*What to work on*: Return the records that follow, matching each one exactly.

*Data section*:

┄┄┄┄┄┄┄┄┄┄

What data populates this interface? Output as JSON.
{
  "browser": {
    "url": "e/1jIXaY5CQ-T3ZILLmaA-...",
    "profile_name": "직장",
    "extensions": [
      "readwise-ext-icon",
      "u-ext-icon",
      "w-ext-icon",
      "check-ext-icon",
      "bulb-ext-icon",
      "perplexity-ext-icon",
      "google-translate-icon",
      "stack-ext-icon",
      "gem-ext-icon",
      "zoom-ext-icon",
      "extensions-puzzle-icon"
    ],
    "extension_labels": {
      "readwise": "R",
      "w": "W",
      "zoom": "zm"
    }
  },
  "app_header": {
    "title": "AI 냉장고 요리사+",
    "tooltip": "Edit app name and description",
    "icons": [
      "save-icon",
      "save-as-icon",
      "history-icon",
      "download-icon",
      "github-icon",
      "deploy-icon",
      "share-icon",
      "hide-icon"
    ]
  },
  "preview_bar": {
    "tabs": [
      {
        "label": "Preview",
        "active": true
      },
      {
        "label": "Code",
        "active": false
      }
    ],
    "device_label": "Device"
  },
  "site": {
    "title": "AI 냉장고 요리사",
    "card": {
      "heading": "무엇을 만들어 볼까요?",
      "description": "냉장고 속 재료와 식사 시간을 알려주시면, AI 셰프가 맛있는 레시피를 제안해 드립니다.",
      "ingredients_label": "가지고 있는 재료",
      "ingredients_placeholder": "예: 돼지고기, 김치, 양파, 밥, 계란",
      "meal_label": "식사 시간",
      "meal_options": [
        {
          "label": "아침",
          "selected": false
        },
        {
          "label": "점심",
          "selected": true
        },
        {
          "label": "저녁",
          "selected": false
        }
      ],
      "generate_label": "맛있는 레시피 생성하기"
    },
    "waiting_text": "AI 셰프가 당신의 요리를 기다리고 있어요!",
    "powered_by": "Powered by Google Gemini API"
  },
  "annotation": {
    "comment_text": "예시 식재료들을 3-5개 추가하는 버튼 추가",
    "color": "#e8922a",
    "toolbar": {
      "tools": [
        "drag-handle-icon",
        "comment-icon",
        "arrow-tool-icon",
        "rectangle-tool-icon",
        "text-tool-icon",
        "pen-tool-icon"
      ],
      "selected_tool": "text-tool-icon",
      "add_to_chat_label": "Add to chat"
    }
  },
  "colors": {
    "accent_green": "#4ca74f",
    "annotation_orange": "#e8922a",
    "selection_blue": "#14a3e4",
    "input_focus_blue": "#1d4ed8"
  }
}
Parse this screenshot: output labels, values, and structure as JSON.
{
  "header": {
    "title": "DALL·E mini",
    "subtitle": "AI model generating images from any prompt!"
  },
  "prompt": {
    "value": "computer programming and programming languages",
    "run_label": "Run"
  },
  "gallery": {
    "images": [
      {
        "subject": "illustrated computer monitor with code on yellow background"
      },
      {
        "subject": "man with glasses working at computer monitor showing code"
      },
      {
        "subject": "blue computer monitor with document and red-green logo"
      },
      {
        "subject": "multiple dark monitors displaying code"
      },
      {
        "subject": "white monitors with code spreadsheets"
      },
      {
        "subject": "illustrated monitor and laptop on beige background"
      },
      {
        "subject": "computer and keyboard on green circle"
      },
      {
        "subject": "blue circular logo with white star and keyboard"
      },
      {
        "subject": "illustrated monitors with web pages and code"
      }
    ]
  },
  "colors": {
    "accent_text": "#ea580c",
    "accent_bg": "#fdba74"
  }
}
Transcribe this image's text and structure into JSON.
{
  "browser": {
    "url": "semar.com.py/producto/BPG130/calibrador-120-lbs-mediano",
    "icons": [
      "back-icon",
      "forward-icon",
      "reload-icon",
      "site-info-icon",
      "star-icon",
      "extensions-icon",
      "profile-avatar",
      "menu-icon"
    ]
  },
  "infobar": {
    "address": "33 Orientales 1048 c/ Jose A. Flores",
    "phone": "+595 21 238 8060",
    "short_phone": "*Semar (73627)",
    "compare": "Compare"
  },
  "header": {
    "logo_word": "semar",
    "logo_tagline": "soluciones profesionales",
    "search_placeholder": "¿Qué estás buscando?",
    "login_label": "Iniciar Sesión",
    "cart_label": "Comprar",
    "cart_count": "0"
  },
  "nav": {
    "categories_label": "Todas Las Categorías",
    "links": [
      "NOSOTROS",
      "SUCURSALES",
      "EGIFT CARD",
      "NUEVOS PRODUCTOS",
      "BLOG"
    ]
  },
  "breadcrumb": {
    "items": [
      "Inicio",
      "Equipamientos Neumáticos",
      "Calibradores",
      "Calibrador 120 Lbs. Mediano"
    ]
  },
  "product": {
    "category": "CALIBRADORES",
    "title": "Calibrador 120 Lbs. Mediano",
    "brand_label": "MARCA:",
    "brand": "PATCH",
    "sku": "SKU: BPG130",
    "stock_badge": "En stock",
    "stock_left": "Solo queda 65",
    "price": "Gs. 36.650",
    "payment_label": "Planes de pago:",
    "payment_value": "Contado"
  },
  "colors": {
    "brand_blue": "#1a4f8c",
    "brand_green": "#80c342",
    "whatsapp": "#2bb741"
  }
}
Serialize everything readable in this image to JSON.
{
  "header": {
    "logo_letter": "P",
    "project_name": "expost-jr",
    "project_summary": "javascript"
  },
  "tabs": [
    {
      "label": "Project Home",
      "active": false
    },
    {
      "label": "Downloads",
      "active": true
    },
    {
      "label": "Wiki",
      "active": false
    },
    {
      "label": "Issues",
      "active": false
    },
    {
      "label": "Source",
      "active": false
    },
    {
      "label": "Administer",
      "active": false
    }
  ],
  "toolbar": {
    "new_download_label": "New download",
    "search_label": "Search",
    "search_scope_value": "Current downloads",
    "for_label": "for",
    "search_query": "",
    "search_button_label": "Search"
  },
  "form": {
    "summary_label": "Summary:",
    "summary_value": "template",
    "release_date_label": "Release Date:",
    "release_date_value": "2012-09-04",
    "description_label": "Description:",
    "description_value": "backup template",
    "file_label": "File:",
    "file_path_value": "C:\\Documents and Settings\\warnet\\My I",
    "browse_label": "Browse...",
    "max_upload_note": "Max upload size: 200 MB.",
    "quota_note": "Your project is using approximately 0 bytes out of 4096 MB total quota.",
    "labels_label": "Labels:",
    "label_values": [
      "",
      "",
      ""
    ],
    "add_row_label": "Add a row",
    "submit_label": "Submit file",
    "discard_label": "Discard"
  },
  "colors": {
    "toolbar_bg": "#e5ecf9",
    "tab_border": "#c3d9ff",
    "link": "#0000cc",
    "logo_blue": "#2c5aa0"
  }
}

┄┄┄┄┄┄┄┄┄┄

*Result of the task*:
What data populates this interface? Output as JSON.
{
  "browser": {
    "url": "e/1jIXaY5CQ-T3ZILLmaA-...",
    "profile_name": "직장",
    "extensions": [
      "readwise-ext-icon",
      "u-ext-icon",
      "w-ext-icon",
      "check-ext-icon",
      "bulb-ext-icon",
      "perplexity-ext-icon",
      "google-translate-icon",
      "stack-ext-icon",
      "gem-ext-icon",
      "zoom-ext-icon",
      "extensions-puzzle-icon"
    ],
    "extension_labels": {
      "readwise": "R",
      "w": "W",
      "zoom": "zm"
    }
  },
  "app_header": {
    "title": "AI 냉장고 요리사+",
    "tooltip": "Edit app name and description",
    "icons": [
      "save-icon",
      "save-as-icon",
      "history-icon",
      "download-icon",
      "github-icon",
      "deploy-icon",
      "share-icon",
      "hide-icon"
    ]
  },
  "preview_bar": {
    "tabs": [
      {
        "label": "Preview",
        "active": true
      },
      {
        "label": "Code",
        "active": false
      }
    ],
    "device_label": "Device"
  },
  "site": {
    "title": "AI 냉장고 요리사",
    "card": {
      "heading": "무엇을 만들어 볼까요?",
      "description": "냉장고 속 재료와 식사 시간을 알려주시면, AI 셰프가 맛있는 레시피를 제안해 드립니다.",
      "ingredients_label": "가지고 있는 재료",
      "ingredients_placeholder": "예: 돼지고기, 김치, 양파, 밥, 계란",
      "meal_label": "식사 시간",
      "meal_options": [
        {
          "label": "아침",
          "selected": false
        },
        {
          "label": "점심",
          "selected": true
        },
        {
          "label": "저녁",
          "selected": false
        }
      ],
      "generate_label": "맛있는 레시피 생성하기"
    },
    "waiting_text": "AI 셰프가 당신의 요리를 기다리고 있어요!",
    "powered_by": "Powered by Google Gemini API"
  },
  "annotation": {
    "comment_text": "예시 식재료들을 3-5개 추가하는 버튼 추가",
    "color": "#e8922a",
    "toolbar": {
      "tools": [
        "drag-handle-icon",
        "comment-icon",
        "arrow-tool-icon",
        "rectangle-tool-icon",
        "text-tool-icon",
        "pen-tool-icon"
      ],
      "selected_tool": "text-tool-icon",
      "add_to_chat_label": "Add to chat"
    }
  },
  "colors": {
    "accent_green": "#4ca74f",
    "annotation_orange": "#e8922a",
    "selection_blue": "#14a3e4",
    "input_focus_blue": "#1d4ed8"
  }
}
Parse this screenshot: output labels, values, and structure as JSON.
{
  "header": {
    "title": "DALL·E mini",
    "subtitle": "AI model generating images from any prompt!"
  },
  "prompt": {
    "value": "computer programming and programming languages",
    "run_label": "Run"
  },
  "gallery": {
    "images": [
      {
        "subject": "illustrated computer monitor with code on yellow background"
      },
      {
        "subject": "man with glasses working at computer monitor showing code"
      },
      {
        "subject": "blue computer monitor with document and red-green logo"
      },
      {
        "subject": "multiple dark monitors displaying code"
      },
      {
        "subject": "white monitors with code spreadsheets"
      },
      {
        "subject": "illustrated monitor and laptop on beige background"
      },
      {
        "subject": "computer and keyboard on green circle"
      },
      {
        "subject": "blue circular logo with white star and keyboard"
      },
      {
        "subject": "illustrated monitors with web pages and code"
      }
    ]
  },
  "colors": {
    "accent_text": "#ea580c",
    "accent_bg": "#fdba74"
  }
}
Transcribe this image's text and structure into JSON.
{
  "browser": {
    "url": "semar.com.py/producto/BPG130/calibrador-120-lbs-mediano",
    "icons": [
      "back-icon",
      "forward-icon",
      "reload-icon",
      "site-info-icon",
      "star-icon",
      "extensions-icon",
      "profile-avatar",
      "menu-icon"
    ]
  },
  "infobar": {
    "address": "33 Orientales 1048 c/ Jose A. Flores",
    "phone": "+595 21 238 8060",
    "short_phone": "*Semar (73627)",
    "compare": "Compare"
  },
  "header": {
    "logo_word": "semar",
    "logo_tagline": "soluciones profesionales",
    "search_placeholder": "¿Qué estás buscando?",
    "login_label": "Iniciar Sesión",
    "cart_label": "Comprar",
    "cart_count": "0"
  },
  "nav": {
    "categories_label": "Todas Las Categorías",
    "links": [
      "NOSOTROS",
      "SUCURSALES",
      "EGIFT CARD",
      "NUEVOS PRODUCTOS",
      "BLOG"
    ]
  },
  "breadcrumb": {
    "items": [
      "Inicio",
      "Equipamientos Neumáticos",
      "Calibradores",
      "Calibrador 120 Lbs. Mediano"
    ]
  },
  "product": {
    "category": "CALIBRADORES",
    "title": "Calibrador 120 Lbs. Mediano",
    "brand_label": "MARCA:",
    "brand": "PATCH",
    "sku": "SKU: BPG130",
    "stock_badge": "En stock",
    "stock_left": "Solo queda 65",
    "price": "Gs. 36.650",
    "payment_label": "Planes de pago:",
    "payment_value": "Contado"
  },
  "colors": {
    "brand_blue": "#1a4f8c",
    "brand_green": "#80c342",
    "whatsapp": "#2bb741"
  }
}
Serialize everything readable in this image to JSON.
{
  "header": {
    "logo_letter": "P",
    "project_name": "expost-jr",
    "project_summary": "javascript"
  },
  "tabs": [
    {
      "label": "Project Home",
      "active": false
    },
    {
      "label": "Downloads",
      "active": true
    },
    {
      "label": "Wiki",
      "active": false
    },
    {
      "label": "Issues",
      "active": false
    },
    {
      "label": "Source",
      "active": false
    },
    {
      "label": "Administer",
      "active": false
    }
  ],
  "toolbar": {
    "new_download_label": "New download",
    "search_label": "Search",
    "search_scope_value": "Current downloads",
    "for_label": "for",
    "search_query": "",
    "search_button_label": "Search"
  },
  "form": {
    "summary_label": "Summary:",
    "summary_value": "template",
    "release_date_label": "Release Date:",
    "release_date_value": "2012-09-04",
    "description_label": "Description:",
    "description_value": "backup template",
    "file_label": "File:",
    "file_path_value": "C:\\Documents and Settings\\warnet\\My I",
    "browse_label": "Browse...",
    "max_upload_note": "Max upload size: 200 MB.",
    "quota_note": "Your project is using approximately 0 bytes out of 4096 MB total quota.",
    "labels_label": "Labels:",
    "label_values": [
      "",
      "",
      ""
    ],
    "add_row_label": "Add a row",
    "submit_label": "Submit file",
    "discard_label": "Discard"
  },
  "colors": {
    "toolbar_bg": "#e5ecf9",
    "tab_border": "#c3d9ff",
    "link": "#0000cc",
    "logo_blue": "#2c5aa0"
  }
}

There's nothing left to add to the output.